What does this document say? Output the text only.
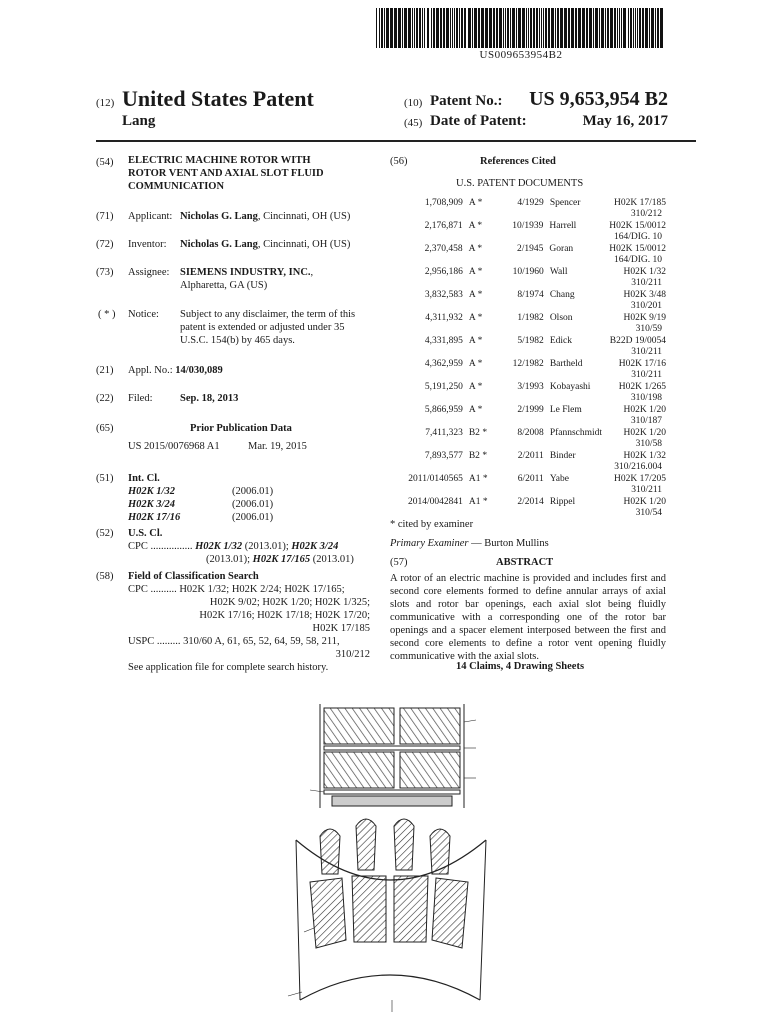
US009653954B2
(12) United States Patent
Lang
(10) Patent No.: US 9,653,954 B2
(45) Date of Patent:	May 16, 2017
(54) ELECTRIC MACHINE ROTOR WITH
ROTOR VENT AND AXIAL SLOT FLUID
COMMUNICATION
(71) Applicant: Nicholas G. Lang, Cincinnati, OH (US)
(72) Inventor: Nicholas G. Lang, Cincinnati, OH (US)
(73) Assignee: SIEMENS INDUSTRY, INC.,
Alpharetta, GA (US)
( * ) Notice: Subject to any disclaimer, the term of this
patent is extended or adjusted under 35
U.S.C. 154(b) by 465 days.
(21) Appl. No.: 14/030,089
(22) Filed:	Sep. 18, 2013
(65)	Prior Publication Data
US 2015/0076968 A1	Mar. 19, 2015
(51) Int. Cl.
H02K 1/32	(2006.01)
H02K 3/24	(2006.01)
H02K 17/16	(2006.01)
(52) U.S. Cl.
CPC ................ H02K 1/32 (2013.01); H02K 3/24
(2013.01); H02K 17/165 (2013.01)
(58) Field of Classification Search
CPC .......... H02K 1/32; H02K 2/24; H02K 17/165;
H02K 9/02; H02K 1/20; H02K 1/325;
H02K 17/16; H02K 17/18; H02K 17/20;
H02K 17/185
USPC ......... 310/60 A, 61, 65, 52, 64, 59, 58, 211,
310/212
See application file for complete search history.
(56)	References Cited
U.S. PATENT DOCUMENTS
1,708,909 A *	4/1929 Spencer	H02K 17/185
310/212
2,176,871 A *	10/1939 Harrell	H02K 15/0012
164/DIG. 10
2,370,458 A *	2/1945 Goran	H02K 15/0012
164/DIG. 10
2,956,186 A *	10/1960 Wall	H02K 1/32
310/211
3,832,583 A *	8/1974 Chang	H02K 3/48
310/201
4,311,932 A *	1/1982 Olson	H02K 9/19
310/59
4,331,895 A *	5/1982 Edick	B22D 19/0054
310/211
4,362,959 A *	12/1982 Bartheld	H02K 17/16
310/211
5,191,250 A *	3/1993 Kobayashi	H02K 1/265
310/198
5,866,959 A *	2/1999 Le Flem	H02K 1/20
310/187
7,411,323 B2 *	8/2008 Pfannschmidt	H02K 1/20
310/58
7,893,577 B2 *	2/2011 Binder	H02K 1/32
310/216.004
2011/0140565 A1 *	6/2011 Yabe	H02K 17/205
310/211
2014/0042841 A1 *	2/2014 Rippel	H02K 1/20
310/54
* cited by examiner
Primary Examiner — Burton Mullins
(57)	ABSTRACT
A rotor of an electric machine is provided and includes first and second core elements formed to define annular arrays of axial slots and rotor bar openings, each axial slot being fluidly communicative with a corresponding one of the rotor bar openings and a spacer element interposed between the first and second core elements to define a rotor vent opening fluidly communicative with the axial slots.
14 Claims, 4 Drawing Sheets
□ □ □ □ □ □ □
[THE TASK]
Output all the records, word for word, with no pictures in the copy.

[THE RESULT]
What does this document say? Output the text only.
US009653954B2
(12) United States Patent
Lang
(10) Patent No.: US 9,653,954 B2
(45) Date of Patent:	May 16, 2017
(54) ELECTRIC MACHINE ROTOR WITH
ROTOR VENT AND AXIAL SLOT FLUID
COMMUNICATION
(71) Applicant: Nicholas G. Lang, Cincinnati, OH (US)
(72) Inventor: Nicholas G. Lang, Cincinnati, OH (US)
(73) Assignee: SIEMENS INDUSTRY, INC.,
Alpharetta, GA (US)
( * ) Notice: Subject to any disclaimer, the term of this
patent is extended or adjusted under 35
U.S.C. 154(b) by 465 days.
(21) Appl. No.: 14/030,089
(22) Filed:	Sep. 18, 2013
(65)	Prior Publication Data
US 2015/0076968 A1	Mar. 19, 2015
(51) Int. Cl.
H02K 1/32	(2006.01)
H02K 3/24	(2006.01)
H02K 17/16	(2006.01)
(52) U.S. Cl.
CPC ................ H02K 1/32 (2013.01); H02K 3/24
(2013.01); H02K 17/165 (2013.01)
(58) Field of Classification Search
CPC .......... H02K 1/32; H02K 2/24; H02K 17/165;
H02K 9/02; H02K 1/20; H02K 1/325;
H02K 17/16; H02K 17/18; H02K 17/20;
H02K 17/185
USPC ......... 310/60 A, 61, 65, 52, 64, 59, 58, 211,
310/212
See application file for complete search history.
(56)	References Cited
U.S. PATENT DOCUMENTS
1,708,909 A *	4/1929 Spencer	H02K 17/185
310/212
2,176,871 A *	10/1939 Harrell	H02K 15/0012
164/DIG. 10
2,370,458 A *	2/1945 Goran	H02K 15/0012
164/DIG. 10
2,956,186 A *	10/1960 Wall	H02K 1/32
310/211
3,832,583 A *	8/1974 Chang	H02K 3/48
310/201
4,311,932 A *	1/1982 Olson	H02K 9/19
310/59
4,331,895 A *	5/1982 Edick	B22D 19/0054
310/211
4,362,959 A *	12/1982 Bartheld	H02K 17/16
310/211
5,191,250 A *	3/1993 Kobayashi	H02K 1/265
310/198
5,866,959 A *	2/1999 Le Flem	H02K 1/20
310/187
7,411,323 B2 *	8/2008 Pfannschmidt	H02K 1/20
310/58
7,893,577 B2 *	2/2011 Binder	H02K 1/32
310/216.004
2011/0140565 A1 *	6/2011 Yabe	H02K 17/205
310/211
2014/0042841 A1 *	2/2014 Rippel	H02K 1/20
310/54
* cited by examiner
Primary Examiner — Burton Mullins
(57)	ABSTRACT
A rotor of an electric machine is provided and includes first and second core elements formed to define annular arrays of axial slots and rotor bar openings, each axial slot being fluidly communicative with a corresponding one of the rotor bar openings and a spacer element interposed between the first and second core elements to define a rotor vent opening fluidly communicative with the axial slots.
14 Claims, 4 Drawing Sheets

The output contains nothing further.